Extract from the listing each line in which the word "type" appears.

▽

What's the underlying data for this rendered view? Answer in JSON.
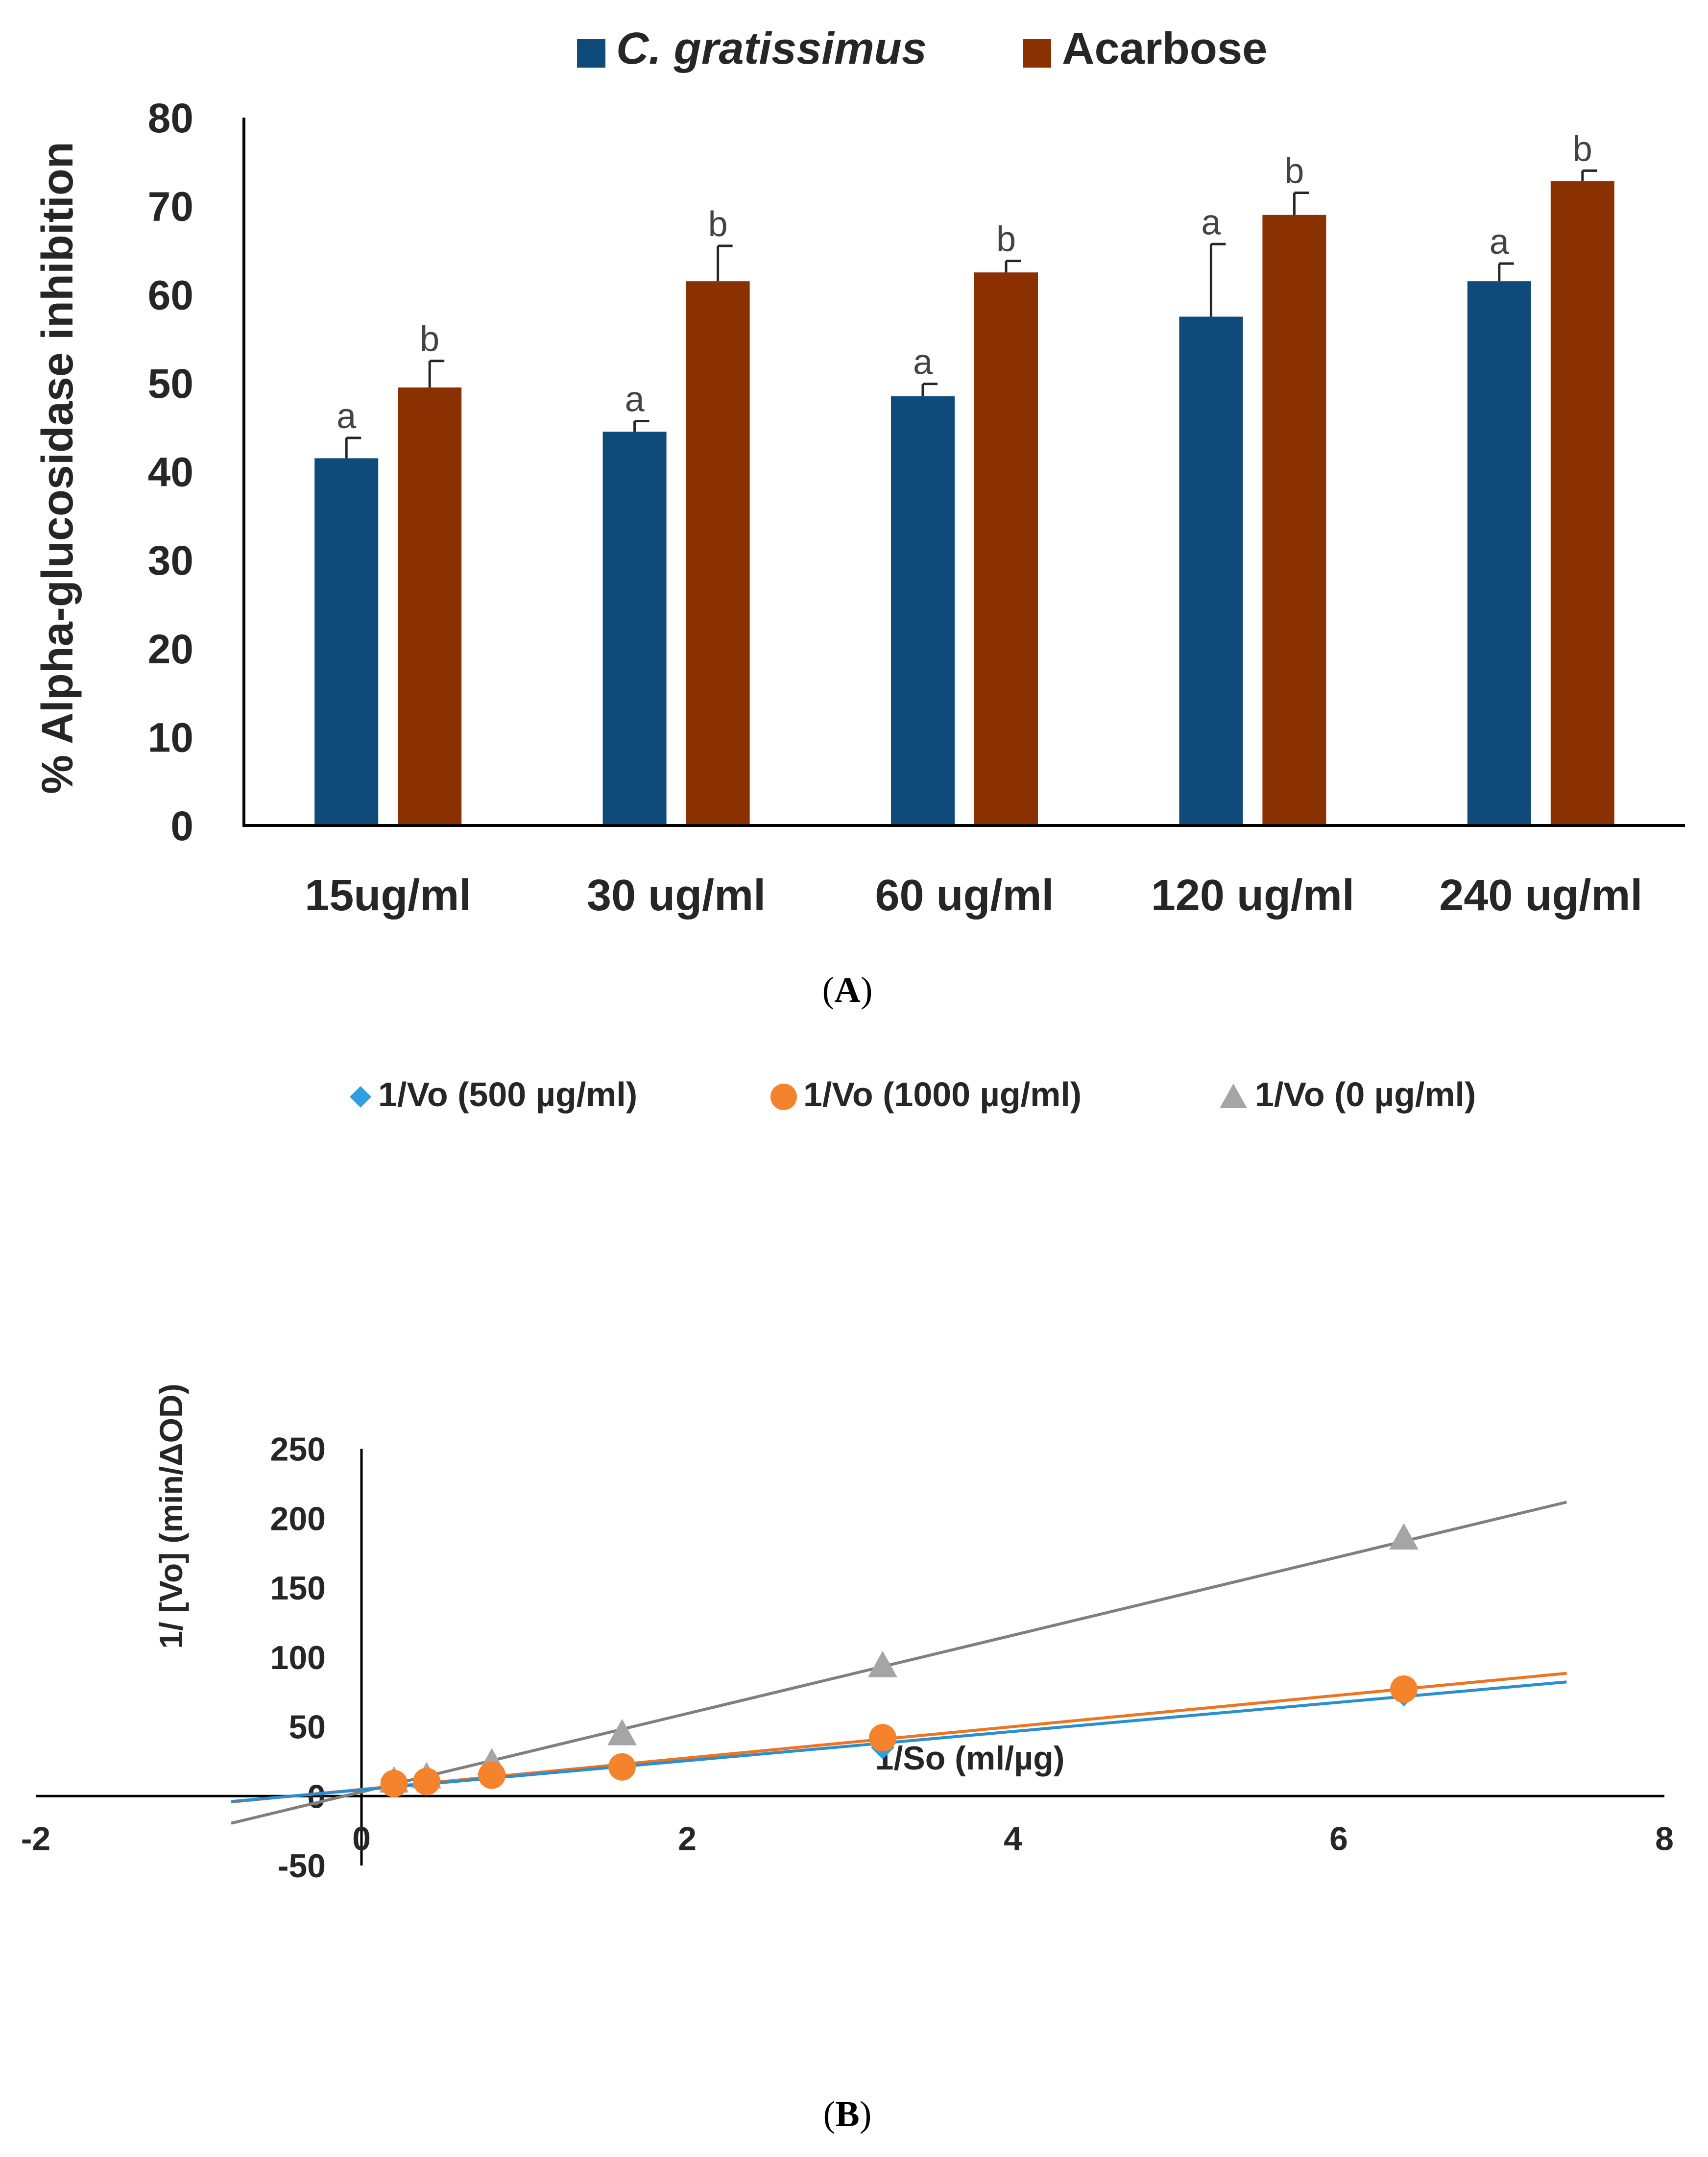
{
  "chart_data": [
    {
      "type": "bar",
      "panel_label": "(A)",
      "panel_letter": "A",
      "title": "",
      "xlabel": "",
      "ylabel": "% Alpha-glucosidase inhibition",
      "ylim": [
        0,
        80
      ],
      "yticks": [
        0,
        10,
        20,
        30,
        40,
        50,
        60,
        70,
        80
      ],
      "grid": false,
      "legend_position": "top-center",
      "categories": [
        "15ug/ml",
        "30 ug/ml",
        "60 ug/ml",
        "120 ug/ml",
        "240 ug/ml"
      ],
      "series": [
        {
          "name": "C. gratissimus",
          "color": "#0e4b7a",
          "values": [
            41.5,
            44.5,
            48.5,
            57.5,
            61.5
          ],
          "errors": [
            2.3,
            1.2,
            1.4,
            8.2,
            2.0
          ],
          "labels": [
            "a",
            "a",
            "a",
            "a",
            "a"
          ]
        },
        {
          "name": "Acarbose",
          "color": "#8b3001",
          "values": [
            49.5,
            61.5,
            62.5,
            69.0,
            72.8
          ],
          "errors": [
            3.0,
            4.0,
            1.3,
            2.5,
            1.2
          ],
          "labels": [
            "b",
            "b",
            "b",
            "b",
            "b"
          ]
        }
      ]
    },
    {
      "type": "scatter",
      "panel_label": "(B)",
      "panel_letter": "B",
      "title": "",
      "xlabel": "1/So (ml/µg)",
      "ylabel": "1/ [Vo] (min/ΔOD)",
      "xlim": [
        -2,
        8
      ],
      "ylim": [
        -50,
        250
      ],
      "xticks": [
        -2,
        0,
        2,
        4,
        6,
        8
      ],
      "yticks": [
        -50,
        0,
        50,
        100,
        150,
        200,
        250
      ],
      "grid": false,
      "legend_position": "top-center",
      "trendline_x_range": [
        -0.8,
        7.4
      ],
      "series": [
        {
          "name": "1/Vo (500 µg/ml)",
          "marker": "diamond",
          "color": "#2e9fe0",
          "line_color": "#2a8fd0",
          "x": [
            0.2,
            0.4,
            0.8,
            1.6,
            3.2,
            6.4
          ],
          "y": [
            9,
            11,
            15,
            20,
            35,
            73
          ],
          "fit": {
            "slope": 10.5,
            "intercept": 4.5
          }
        },
        {
          "name": "1/Vo (1000 µg/ml)",
          "marker": "circle",
          "color": "#f5832b",
          "line_color": "#ee7422",
          "x": [
            0.2,
            0.4,
            0.8,
            1.6,
            3.2,
            6.4
          ],
          "y": [
            9,
            10.5,
            15,
            21,
            42,
            77
          ],
          "fit": {
            "slope": 11.3,
            "intercept": 4.8
          }
        },
        {
          "name": "1/Vo (0 µg/ml)",
          "marker": "triangle",
          "color": "#a5a5a5",
          "line_color": "#7f7f7f",
          "x": [
            0.2,
            0.4,
            0.8,
            1.6,
            3.2,
            6.4
          ],
          "y": [
            11,
            14,
            24,
            45,
            94,
            186
          ],
          "fit": {
            "slope": 28.2,
            "intercept": 3.0
          }
        }
      ]
    }
  ]
}
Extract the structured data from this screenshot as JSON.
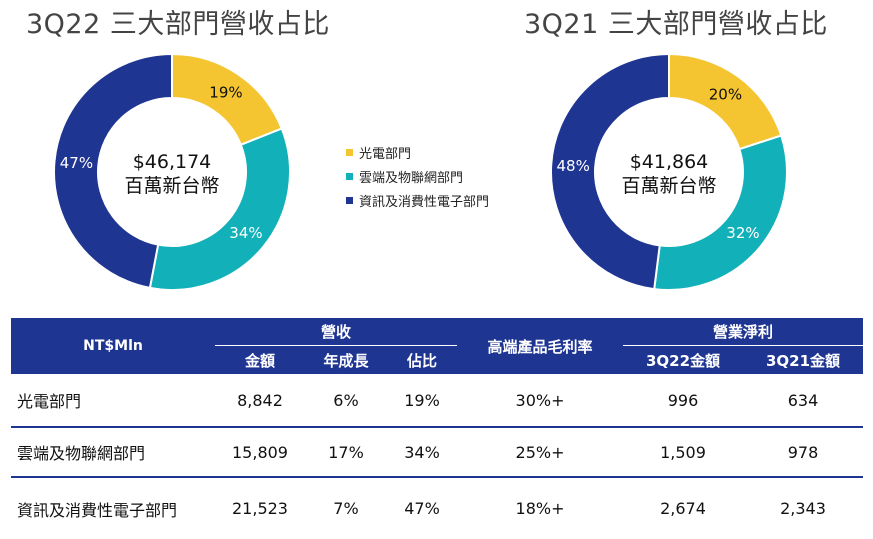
{
  "chart_data": [
    {
      "type": "pie",
      "title": "3Q22 三大部門營收占比",
      "center_text": [
        "$46,174",
        "百萬新台幣"
      ],
      "categories": [
        "光電部門",
        "雲端及物聯網部門",
        "資訊及消費性電子部門"
      ],
      "values": [
        19,
        34,
        47
      ],
      "labels": [
        "19%",
        "34%",
        "47%"
      ],
      "colors": [
        "#f4c531",
        "#12b0b8",
        "#1f3592"
      ]
    },
    {
      "type": "pie",
      "title": "3Q21 三大部門營收占比",
      "center_text": [
        "$41,864",
        "百萬新台幣"
      ],
      "categories": [
        "光電部門",
        "雲端及物聯網部門",
        "資訊及消費性電子部門"
      ],
      "values": [
        20,
        32,
        48
      ],
      "labels": [
        "20%",
        "32%",
        "48%"
      ],
      "colors": [
        "#f4c531",
        "#12b0b8",
        "#1f3592"
      ]
    }
  ],
  "legend": [
    {
      "label": "光電部門",
      "color": "#f4c531"
    },
    {
      "label": "雲端及物聯網部門",
      "color": "#12b0b8"
    },
    {
      "label": "資訊及消費性電子部門",
      "color": "#1f3592"
    }
  ],
  "table": {
    "row_header": "NT$Mln",
    "group_revenue": "營收",
    "group_margin": "高端產品毛利率",
    "group_profit": "營業淨利",
    "sub_headers": [
      "金額",
      "年成長",
      "佔比",
      "3Q22金額",
      "3Q21金額"
    ],
    "rows": [
      {
        "label": "光電部門",
        "amount": "8,842",
        "growth": "6%",
        "share": "19%",
        "margin": "30%+",
        "p22": "996",
        "p21": "634"
      },
      {
        "label": "雲端及物聯網部門",
        "amount": "15,809",
        "growth": "17%",
        "share": "34%",
        "margin": "25%+",
        "p22": "1,509",
        "p21": "978"
      },
      {
        "label": "資訊及消費性電子部門",
        "amount": "21,523",
        "growth": "7%",
        "share": "47%",
        "margin": "18%+",
        "p22": "2,674",
        "p21": "2,343"
      }
    ]
  }
}
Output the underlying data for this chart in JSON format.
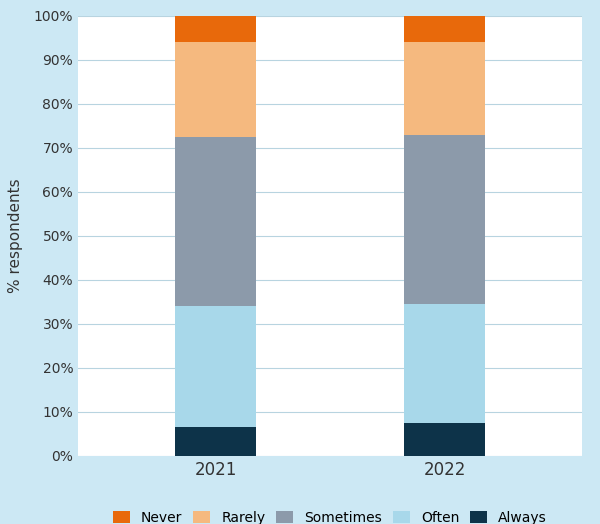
{
  "years": [
    "2021",
    "2022"
  ],
  "categories": [
    "Always",
    "Often",
    "Sometimes",
    "Rarely",
    "Never"
  ],
  "values": {
    "2021": [
      6.5,
      27.5,
      38.5,
      21.5,
      6.0
    ],
    "2022": [
      7.5,
      27.0,
      38.5,
      21.0,
      6.0
    ]
  },
  "colors": {
    "Always": "#0d3349",
    "Often": "#a8d8ea",
    "Sometimes": "#8c9aaa",
    "Rarely": "#f5b97f",
    "Never": "#e8690b"
  },
  "legend_order": [
    "Never",
    "Rarely",
    "Sometimes",
    "Often",
    "Always"
  ],
  "ylabel": "% respondents",
  "yticks": [
    0,
    10,
    20,
    30,
    40,
    50,
    60,
    70,
    80,
    90,
    100
  ],
  "ytick_labels": [
    "0%",
    "10%",
    "20%",
    "30%",
    "40%",
    "50%",
    "60%",
    "70%",
    "80%",
    "90%",
    "100%"
  ],
  "background_color": "#cce8f4",
  "plot_background": "#ffffff",
  "bar_width": 0.35,
  "ylim": [
    0,
    100
  ]
}
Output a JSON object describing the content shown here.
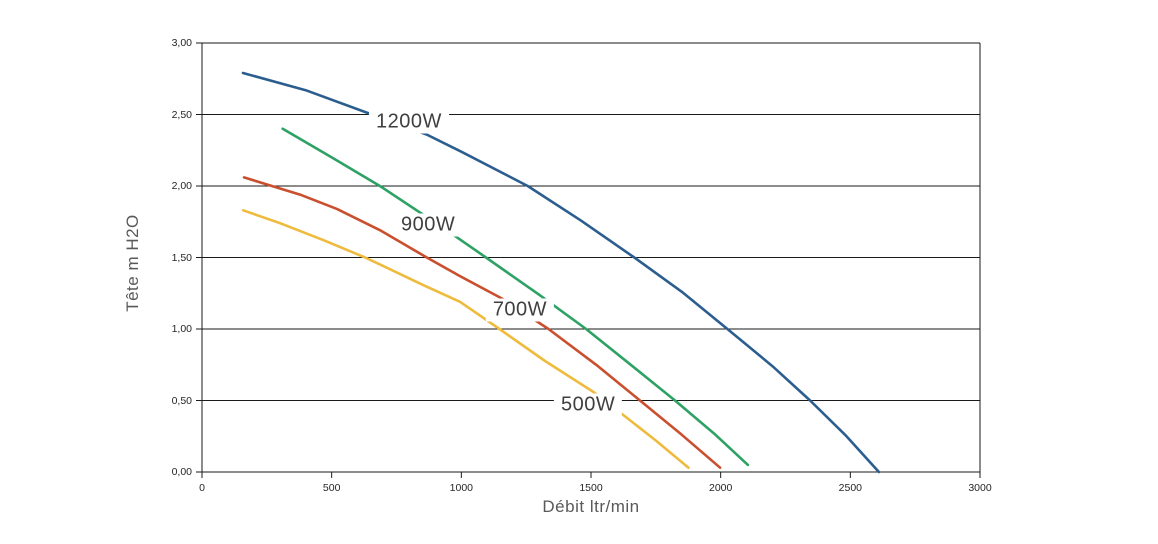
{
  "chart_data": {
    "type": "line",
    "title": "",
    "xlabel": "Débit ltr/min",
    "ylabel": "Tête m H2O",
    "xlim": [
      0,
      3000
    ],
    "ylim": [
      0,
      3
    ],
    "grid": "horizontal-only",
    "legend": "inline-curve-labels",
    "axis_color": "#1a1a1a",
    "tick_text_color": "#262626",
    "axis_title_color": "#595959",
    "curve_label_color": "#3f3f3f",
    "background_color": "#ffffff",
    "x_ticks": [
      {
        "value": 0,
        "label": "0"
      },
      {
        "value": 500,
        "label": "500"
      },
      {
        "value": 1000,
        "label": "1000"
      },
      {
        "value": 1500,
        "label": "1500"
      },
      {
        "value": 2000,
        "label": "2000"
      },
      {
        "value": 2500,
        "label": "2500"
      },
      {
        "value": 3000,
        "label": "3000"
      }
    ],
    "y_ticks": [
      {
        "value": 3.0,
        "label": "3,00"
      },
      {
        "value": 2.5,
        "label": "2,50"
      },
      {
        "value": 2.0,
        "label": "2,00"
      },
      {
        "value": 1.5,
        "label": "1,50"
      },
      {
        "value": 1.0,
        "label": "1,00"
      },
      {
        "value": 0.5,
        "label": "0,50"
      },
      {
        "value": 0.0,
        "label": "0,00"
      }
    ],
    "series": [
      {
        "name": "1200W",
        "color": "#2b5e8f",
        "label_at": {
          "x": 798,
          "y": 2.45
        },
        "points": [
          [
            158,
            2.79
          ],
          [
            400,
            2.67
          ],
          [
            655,
            2.5
          ],
          [
            866,
            2.36
          ],
          [
            1000,
            2.24
          ],
          [
            1256,
            2.0
          ],
          [
            1460,
            1.76
          ],
          [
            1667,
            1.5
          ],
          [
            1850,
            1.26
          ],
          [
            2026,
            1.0
          ],
          [
            2200,
            0.74
          ],
          [
            2345,
            0.5
          ],
          [
            2480,
            0.26
          ],
          [
            2610,
            0.0
          ]
        ]
      },
      {
        "name": "900W",
        "color": "#2ea164",
        "label_at": {
          "x": 872,
          "y": 1.73
        },
        "points": [
          [
            311,
            2.4
          ],
          [
            500,
            2.2
          ],
          [
            686,
            2.0
          ],
          [
            944,
            1.69
          ],
          [
            1095,
            1.5
          ],
          [
            1300,
            1.24
          ],
          [
            1481,
            1.0
          ],
          [
            1660,
            0.74
          ],
          [
            1824,
            0.5
          ],
          [
            1980,
            0.26
          ],
          [
            2105,
            0.05
          ]
        ]
      },
      {
        "name": "700W",
        "color": "#c94f2e",
        "label_at": {
          "x": 1226,
          "y": 1.13
        },
        "points": [
          [
            162,
            2.06
          ],
          [
            378,
            1.94
          ],
          [
            520,
            1.84
          ],
          [
            687,
            1.69
          ],
          [
            867,
            1.5
          ],
          [
            995,
            1.37
          ],
          [
            1160,
            1.21
          ],
          [
            1336,
            1.0
          ],
          [
            1520,
            0.75
          ],
          [
            1689,
            0.5
          ],
          [
            1850,
            0.26
          ],
          [
            1998,
            0.03
          ]
        ]
      },
      {
        "name": "500W",
        "color": "#eebb3d",
        "label_at": {
          "x": 1489,
          "y": 0.47
        },
        "points": [
          [
            159,
            1.83
          ],
          [
            301,
            1.74
          ],
          [
            470,
            1.62
          ],
          [
            629,
            1.5
          ],
          [
            687,
            1.45
          ],
          [
            850,
            1.31
          ],
          [
            995,
            1.19
          ],
          [
            1147,
            1.0
          ],
          [
            1320,
            0.78
          ],
          [
            1509,
            0.56
          ],
          [
            1609,
            0.42
          ],
          [
            1750,
            0.22
          ],
          [
            1876,
            0.03
          ]
        ]
      }
    ]
  }
}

△

# [CORRECT RESULT]
      "type": "bar",
      "type": "scatter",
      "type": "pie",
      "type": "pie",
    "type": "line",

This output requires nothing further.